WRITTEN INSTRUCTION: Return the entries below in their exact form, leaving the pictures out.
-------- DATA RECORDS --------
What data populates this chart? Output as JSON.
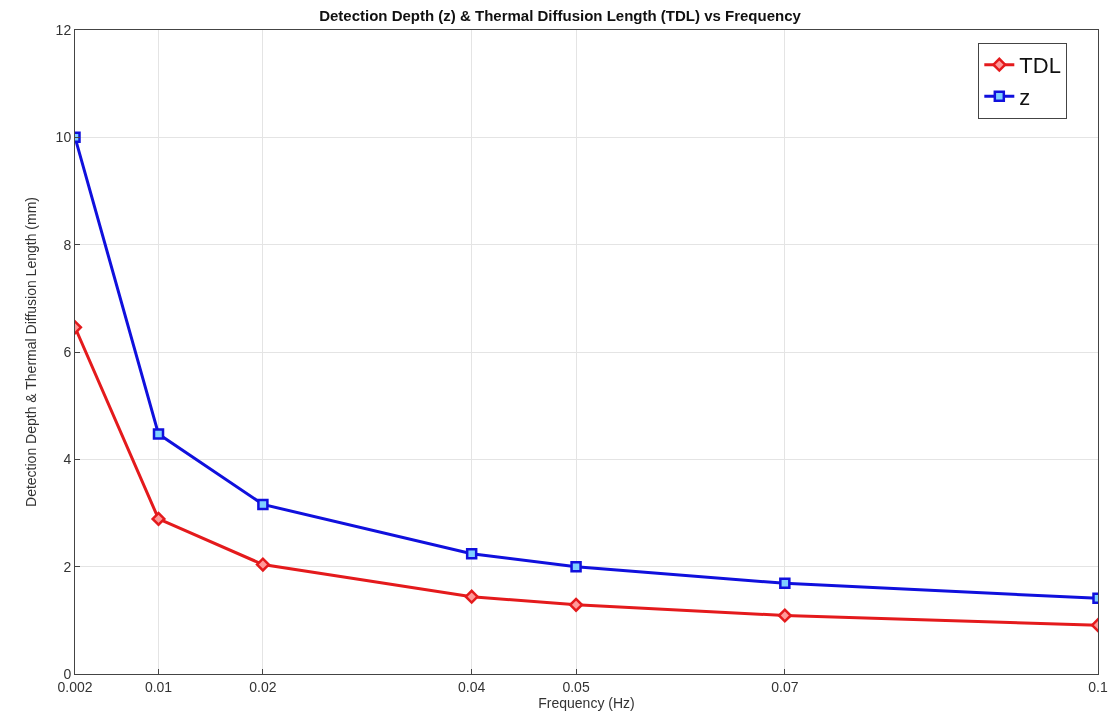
{
  "chart_data": {
    "type": "line",
    "title": "Detection Depth (z) & Thermal Diffusion Length (TDL) vs Frequency",
    "xlabel": "Frequency (Hz)",
    "ylabel": "Detection Depth & Thermal Diffusion Length (mm)",
    "x": [
      0.002,
      0.01,
      0.02,
      0.04,
      0.05,
      0.07,
      0.1
    ],
    "series": [
      {
        "name": "TDL",
        "color": "#e41a1c",
        "marker": "diamond",
        "values": [
          6.46,
          2.89,
          2.04,
          1.44,
          1.29,
          1.09,
          0.91
        ]
      },
      {
        "name": "z",
        "color": "#1010dd",
        "marker": "square",
        "values": [
          10.0,
          4.47,
          3.16,
          2.24,
          2.0,
          1.69,
          1.41
        ]
      }
    ],
    "xlim": [
      0.002,
      0.1
    ],
    "xticks": [
      0.002,
      0.01,
      0.02,
      0.04,
      0.05,
      0.07,
      0.1
    ],
    "ylim": [
      0,
      12
    ],
    "yticks": [
      0,
      2,
      4,
      6,
      8,
      10,
      12
    ],
    "grid": true,
    "legend": "top right",
    "line_style": "solid"
  }
}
--------
TASK SOLUTION:
What data populates this chart? Output as JSON.
{
  "chart_data": {
    "type": "line",
    "title": "Detection Depth (z) & Thermal Diffusion Length (TDL) vs Frequency",
    "xlabel": "Frequency (Hz)",
    "ylabel": "Detection Depth & Thermal Diffusion Length (mm)",
    "x": [
      0.002,
      0.01,
      0.02,
      0.04,
      0.05,
      0.07,
      0.1
    ],
    "series": [
      {
        "name": "TDL",
        "color": "#e41a1c",
        "marker": "diamond",
        "values": [
          6.46,
          2.89,
          2.04,
          1.44,
          1.29,
          1.09,
          0.91
        ]
      },
      {
        "name": "z",
        "color": "#1010dd",
        "marker": "square",
        "values": [
          10.0,
          4.47,
          3.16,
          2.24,
          2.0,
          1.69,
          1.41
        ]
      }
    ],
    "xlim": [
      0.002,
      0.1
    ],
    "xticks": [
      0.002,
      0.01,
      0.02,
      0.04,
      0.05,
      0.07,
      0.1
    ],
    "ylim": [
      0,
      12
    ],
    "yticks": [
      0,
      2,
      4,
      6,
      8,
      10,
      12
    ],
    "grid": true,
    "legend": "top right",
    "line_style": "solid"
  }
}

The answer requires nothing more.